## BEGIN Material for this task

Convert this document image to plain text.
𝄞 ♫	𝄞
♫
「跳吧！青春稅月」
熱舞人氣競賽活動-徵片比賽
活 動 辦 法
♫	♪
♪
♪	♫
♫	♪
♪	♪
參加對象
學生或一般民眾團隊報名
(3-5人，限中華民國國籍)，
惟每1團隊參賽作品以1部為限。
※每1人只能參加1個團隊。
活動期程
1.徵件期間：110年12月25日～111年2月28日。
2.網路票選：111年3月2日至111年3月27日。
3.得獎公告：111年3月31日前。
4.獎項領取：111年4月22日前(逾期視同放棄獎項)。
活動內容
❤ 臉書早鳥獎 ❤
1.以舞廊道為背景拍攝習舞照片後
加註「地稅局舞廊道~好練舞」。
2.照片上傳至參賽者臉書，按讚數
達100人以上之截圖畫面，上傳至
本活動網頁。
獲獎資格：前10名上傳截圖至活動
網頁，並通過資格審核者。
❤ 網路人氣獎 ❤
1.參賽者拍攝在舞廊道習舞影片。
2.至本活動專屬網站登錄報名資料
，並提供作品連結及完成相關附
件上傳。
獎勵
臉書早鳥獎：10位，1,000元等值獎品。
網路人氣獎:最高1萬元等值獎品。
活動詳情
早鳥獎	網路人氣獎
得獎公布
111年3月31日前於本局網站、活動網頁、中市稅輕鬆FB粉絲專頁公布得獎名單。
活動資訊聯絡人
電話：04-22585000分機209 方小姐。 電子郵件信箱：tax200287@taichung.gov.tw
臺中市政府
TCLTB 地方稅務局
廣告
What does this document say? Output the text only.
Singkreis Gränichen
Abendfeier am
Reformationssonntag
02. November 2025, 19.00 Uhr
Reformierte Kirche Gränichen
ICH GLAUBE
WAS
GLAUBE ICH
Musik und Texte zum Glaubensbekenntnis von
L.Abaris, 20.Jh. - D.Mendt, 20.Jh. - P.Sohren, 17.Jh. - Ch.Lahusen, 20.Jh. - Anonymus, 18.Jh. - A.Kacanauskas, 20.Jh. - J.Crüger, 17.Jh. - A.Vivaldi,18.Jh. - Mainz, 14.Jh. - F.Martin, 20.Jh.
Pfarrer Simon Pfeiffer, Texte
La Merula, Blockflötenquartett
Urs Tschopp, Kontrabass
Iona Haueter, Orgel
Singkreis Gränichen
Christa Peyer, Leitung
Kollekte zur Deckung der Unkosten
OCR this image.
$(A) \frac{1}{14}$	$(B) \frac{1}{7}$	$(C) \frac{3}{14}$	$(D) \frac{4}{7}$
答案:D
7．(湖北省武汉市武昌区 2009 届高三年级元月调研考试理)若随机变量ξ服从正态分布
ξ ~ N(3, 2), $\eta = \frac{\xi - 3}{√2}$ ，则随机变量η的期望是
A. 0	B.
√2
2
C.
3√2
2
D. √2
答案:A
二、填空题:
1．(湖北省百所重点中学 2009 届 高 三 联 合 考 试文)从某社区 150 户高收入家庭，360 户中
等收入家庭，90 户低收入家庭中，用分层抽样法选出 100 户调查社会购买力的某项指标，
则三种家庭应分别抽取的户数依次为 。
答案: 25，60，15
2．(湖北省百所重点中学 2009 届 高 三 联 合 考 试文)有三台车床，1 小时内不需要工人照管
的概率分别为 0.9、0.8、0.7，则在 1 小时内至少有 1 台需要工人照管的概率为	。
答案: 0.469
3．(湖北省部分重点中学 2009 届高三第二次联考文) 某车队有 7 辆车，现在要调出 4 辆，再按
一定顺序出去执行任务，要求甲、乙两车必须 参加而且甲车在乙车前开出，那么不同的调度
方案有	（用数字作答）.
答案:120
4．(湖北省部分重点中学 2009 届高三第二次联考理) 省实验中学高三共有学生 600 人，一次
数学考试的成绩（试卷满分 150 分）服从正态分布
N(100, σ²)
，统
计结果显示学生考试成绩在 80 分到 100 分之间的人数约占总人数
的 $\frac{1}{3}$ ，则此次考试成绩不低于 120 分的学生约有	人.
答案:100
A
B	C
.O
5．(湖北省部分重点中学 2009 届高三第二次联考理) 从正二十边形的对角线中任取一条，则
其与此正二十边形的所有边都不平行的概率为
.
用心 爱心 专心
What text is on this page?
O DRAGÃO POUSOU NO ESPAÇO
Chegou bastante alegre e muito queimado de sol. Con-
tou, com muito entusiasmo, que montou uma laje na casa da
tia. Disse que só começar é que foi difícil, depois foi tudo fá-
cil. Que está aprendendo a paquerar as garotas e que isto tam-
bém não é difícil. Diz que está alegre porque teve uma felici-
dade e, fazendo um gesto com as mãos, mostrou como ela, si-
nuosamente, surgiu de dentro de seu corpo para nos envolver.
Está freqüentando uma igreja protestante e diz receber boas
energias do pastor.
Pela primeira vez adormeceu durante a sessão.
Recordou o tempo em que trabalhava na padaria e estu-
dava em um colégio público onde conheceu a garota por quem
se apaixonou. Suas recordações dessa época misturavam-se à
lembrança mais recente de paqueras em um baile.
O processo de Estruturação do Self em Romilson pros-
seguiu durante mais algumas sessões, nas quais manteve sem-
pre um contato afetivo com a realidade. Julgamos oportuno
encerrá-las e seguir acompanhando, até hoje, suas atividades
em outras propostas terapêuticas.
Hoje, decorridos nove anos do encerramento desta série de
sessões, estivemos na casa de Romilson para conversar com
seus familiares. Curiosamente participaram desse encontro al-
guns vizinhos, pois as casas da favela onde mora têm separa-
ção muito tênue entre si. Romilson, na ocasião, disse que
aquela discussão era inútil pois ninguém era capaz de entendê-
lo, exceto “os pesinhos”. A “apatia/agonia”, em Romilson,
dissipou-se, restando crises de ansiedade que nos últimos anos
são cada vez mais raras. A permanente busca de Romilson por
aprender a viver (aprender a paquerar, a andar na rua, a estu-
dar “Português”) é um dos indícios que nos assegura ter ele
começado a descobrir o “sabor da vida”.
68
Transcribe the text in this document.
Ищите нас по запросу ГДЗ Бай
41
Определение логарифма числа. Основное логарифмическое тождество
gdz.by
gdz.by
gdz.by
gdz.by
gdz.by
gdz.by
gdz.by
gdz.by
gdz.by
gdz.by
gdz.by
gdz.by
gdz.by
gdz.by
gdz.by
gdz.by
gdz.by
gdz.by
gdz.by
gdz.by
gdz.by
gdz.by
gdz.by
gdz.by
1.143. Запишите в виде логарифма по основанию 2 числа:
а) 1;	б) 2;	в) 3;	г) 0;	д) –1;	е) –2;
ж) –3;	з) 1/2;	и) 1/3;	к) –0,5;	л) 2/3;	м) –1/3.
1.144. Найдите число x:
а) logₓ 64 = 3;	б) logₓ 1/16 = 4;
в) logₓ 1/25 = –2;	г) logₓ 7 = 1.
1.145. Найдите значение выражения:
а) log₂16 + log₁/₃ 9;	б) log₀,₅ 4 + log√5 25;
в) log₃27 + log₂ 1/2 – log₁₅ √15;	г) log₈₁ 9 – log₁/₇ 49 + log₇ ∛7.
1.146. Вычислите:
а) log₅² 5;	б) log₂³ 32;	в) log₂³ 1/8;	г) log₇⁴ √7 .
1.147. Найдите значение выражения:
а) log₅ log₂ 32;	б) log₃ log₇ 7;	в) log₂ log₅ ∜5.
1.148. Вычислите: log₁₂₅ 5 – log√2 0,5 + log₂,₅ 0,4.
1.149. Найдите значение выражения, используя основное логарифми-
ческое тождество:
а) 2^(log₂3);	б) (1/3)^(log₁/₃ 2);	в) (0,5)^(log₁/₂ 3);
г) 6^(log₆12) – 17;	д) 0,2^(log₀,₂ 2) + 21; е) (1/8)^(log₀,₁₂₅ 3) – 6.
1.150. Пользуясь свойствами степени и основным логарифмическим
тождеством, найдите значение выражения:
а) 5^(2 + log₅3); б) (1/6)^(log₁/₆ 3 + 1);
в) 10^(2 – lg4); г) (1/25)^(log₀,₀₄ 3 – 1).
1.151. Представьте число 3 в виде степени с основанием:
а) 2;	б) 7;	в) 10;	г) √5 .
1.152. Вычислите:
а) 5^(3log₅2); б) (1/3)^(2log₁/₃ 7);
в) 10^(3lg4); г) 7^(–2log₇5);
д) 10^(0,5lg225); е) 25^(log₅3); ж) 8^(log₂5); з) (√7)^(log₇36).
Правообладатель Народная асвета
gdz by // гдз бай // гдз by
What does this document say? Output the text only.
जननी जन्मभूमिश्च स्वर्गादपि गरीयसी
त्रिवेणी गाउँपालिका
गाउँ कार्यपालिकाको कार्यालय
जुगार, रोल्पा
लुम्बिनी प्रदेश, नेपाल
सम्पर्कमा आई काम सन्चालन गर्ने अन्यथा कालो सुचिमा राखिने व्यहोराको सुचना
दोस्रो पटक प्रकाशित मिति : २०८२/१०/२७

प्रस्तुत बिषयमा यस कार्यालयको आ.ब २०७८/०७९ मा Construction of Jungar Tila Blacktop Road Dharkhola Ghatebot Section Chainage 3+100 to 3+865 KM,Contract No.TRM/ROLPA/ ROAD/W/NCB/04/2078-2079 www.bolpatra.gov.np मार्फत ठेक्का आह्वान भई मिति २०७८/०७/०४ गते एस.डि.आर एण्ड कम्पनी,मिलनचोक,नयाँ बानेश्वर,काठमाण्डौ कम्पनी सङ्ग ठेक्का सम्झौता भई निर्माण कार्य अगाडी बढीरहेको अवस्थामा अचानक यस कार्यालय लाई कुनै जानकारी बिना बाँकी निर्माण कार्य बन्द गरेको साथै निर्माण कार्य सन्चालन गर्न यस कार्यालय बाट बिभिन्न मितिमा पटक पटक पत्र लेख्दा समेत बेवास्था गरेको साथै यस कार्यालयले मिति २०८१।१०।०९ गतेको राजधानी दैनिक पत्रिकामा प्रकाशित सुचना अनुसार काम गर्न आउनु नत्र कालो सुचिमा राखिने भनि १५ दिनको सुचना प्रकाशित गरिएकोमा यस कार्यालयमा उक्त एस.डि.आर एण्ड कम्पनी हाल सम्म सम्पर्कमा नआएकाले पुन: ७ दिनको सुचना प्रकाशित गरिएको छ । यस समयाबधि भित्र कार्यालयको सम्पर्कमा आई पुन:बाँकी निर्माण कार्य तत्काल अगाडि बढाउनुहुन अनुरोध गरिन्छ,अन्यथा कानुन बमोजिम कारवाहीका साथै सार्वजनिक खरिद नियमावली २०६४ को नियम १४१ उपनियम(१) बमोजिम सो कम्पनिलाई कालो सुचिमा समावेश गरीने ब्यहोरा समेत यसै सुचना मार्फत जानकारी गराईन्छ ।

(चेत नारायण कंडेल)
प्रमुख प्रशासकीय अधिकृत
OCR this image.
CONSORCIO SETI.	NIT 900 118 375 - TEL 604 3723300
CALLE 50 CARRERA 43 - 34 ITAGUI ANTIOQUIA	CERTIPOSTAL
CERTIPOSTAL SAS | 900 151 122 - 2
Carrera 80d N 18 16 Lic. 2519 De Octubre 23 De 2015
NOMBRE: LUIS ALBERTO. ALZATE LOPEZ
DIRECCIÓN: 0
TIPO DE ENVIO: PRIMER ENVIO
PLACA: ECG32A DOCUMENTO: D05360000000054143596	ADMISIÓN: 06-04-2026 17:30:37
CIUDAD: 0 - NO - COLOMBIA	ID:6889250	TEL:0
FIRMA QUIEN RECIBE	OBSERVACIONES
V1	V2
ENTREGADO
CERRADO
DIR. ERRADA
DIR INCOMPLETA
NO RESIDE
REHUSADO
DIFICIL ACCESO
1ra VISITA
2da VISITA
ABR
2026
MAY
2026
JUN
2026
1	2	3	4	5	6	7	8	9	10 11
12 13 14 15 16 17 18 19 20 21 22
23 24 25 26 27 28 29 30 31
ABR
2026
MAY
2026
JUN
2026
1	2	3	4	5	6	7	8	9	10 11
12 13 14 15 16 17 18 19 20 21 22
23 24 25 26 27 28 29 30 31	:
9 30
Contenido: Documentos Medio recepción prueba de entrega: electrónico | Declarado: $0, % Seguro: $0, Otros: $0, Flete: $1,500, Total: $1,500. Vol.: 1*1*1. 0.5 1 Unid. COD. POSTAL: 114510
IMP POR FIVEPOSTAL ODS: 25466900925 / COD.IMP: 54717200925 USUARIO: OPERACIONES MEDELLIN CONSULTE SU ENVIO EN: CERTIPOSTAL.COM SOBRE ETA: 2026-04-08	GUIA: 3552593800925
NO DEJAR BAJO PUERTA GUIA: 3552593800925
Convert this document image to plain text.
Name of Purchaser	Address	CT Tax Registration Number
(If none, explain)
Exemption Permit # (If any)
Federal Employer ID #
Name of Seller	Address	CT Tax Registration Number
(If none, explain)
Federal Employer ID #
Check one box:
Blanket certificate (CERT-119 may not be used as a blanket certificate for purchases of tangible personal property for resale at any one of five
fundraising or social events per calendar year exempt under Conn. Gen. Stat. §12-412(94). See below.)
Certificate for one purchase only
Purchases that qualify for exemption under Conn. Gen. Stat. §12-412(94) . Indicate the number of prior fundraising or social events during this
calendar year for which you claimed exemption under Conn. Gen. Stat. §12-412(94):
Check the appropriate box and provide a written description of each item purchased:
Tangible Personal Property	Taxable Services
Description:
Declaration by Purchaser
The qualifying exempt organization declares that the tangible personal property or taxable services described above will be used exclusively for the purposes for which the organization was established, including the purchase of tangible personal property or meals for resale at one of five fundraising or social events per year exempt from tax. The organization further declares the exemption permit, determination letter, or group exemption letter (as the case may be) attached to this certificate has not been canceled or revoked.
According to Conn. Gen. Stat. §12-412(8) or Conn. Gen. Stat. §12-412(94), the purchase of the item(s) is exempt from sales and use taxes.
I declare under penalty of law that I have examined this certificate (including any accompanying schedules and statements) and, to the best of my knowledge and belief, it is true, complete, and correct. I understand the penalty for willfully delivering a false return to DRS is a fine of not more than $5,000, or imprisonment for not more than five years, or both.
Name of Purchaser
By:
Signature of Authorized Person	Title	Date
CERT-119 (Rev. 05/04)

## END Material for this task

* _Problem details_
Using the material above, gather every line that includes "estu".

* _Completed exercise_
Recordou o tempo em que trabalhava na padaria e estu-
aprender a viver (aprender a paquerar, a andar na rua, a estu-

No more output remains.